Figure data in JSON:
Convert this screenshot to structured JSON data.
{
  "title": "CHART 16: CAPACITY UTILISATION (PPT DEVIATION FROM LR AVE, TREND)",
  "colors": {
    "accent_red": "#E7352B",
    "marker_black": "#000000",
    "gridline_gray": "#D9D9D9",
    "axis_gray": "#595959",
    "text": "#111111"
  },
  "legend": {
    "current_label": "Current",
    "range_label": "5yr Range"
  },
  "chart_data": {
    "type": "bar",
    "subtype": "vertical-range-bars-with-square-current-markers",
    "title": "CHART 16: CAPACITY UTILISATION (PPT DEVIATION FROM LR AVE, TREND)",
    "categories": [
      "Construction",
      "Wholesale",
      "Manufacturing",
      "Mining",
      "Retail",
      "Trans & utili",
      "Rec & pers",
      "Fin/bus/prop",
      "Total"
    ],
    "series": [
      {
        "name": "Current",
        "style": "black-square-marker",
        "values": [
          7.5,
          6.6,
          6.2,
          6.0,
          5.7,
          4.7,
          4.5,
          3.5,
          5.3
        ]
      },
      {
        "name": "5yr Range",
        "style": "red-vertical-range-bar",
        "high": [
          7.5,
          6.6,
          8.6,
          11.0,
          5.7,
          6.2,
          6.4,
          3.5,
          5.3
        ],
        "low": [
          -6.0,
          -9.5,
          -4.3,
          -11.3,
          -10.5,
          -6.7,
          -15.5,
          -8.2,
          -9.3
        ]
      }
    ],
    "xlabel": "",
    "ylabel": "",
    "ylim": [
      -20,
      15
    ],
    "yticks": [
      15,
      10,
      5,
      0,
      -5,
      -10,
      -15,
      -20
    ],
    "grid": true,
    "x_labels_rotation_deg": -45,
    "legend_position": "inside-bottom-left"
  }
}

#### [Prompt]
All lines holding the word "TREND" should be picked out and copied.

#### [Completed exercise]
  "title": "CHART 16: CAPACITY UTILISATION (PPT DEVIATION FROM LR AVE, TREND)",
    "title": "CHART 16: CAPACITY UTILISATION (PPT DEVIATION FROM LR AVE, TREND)",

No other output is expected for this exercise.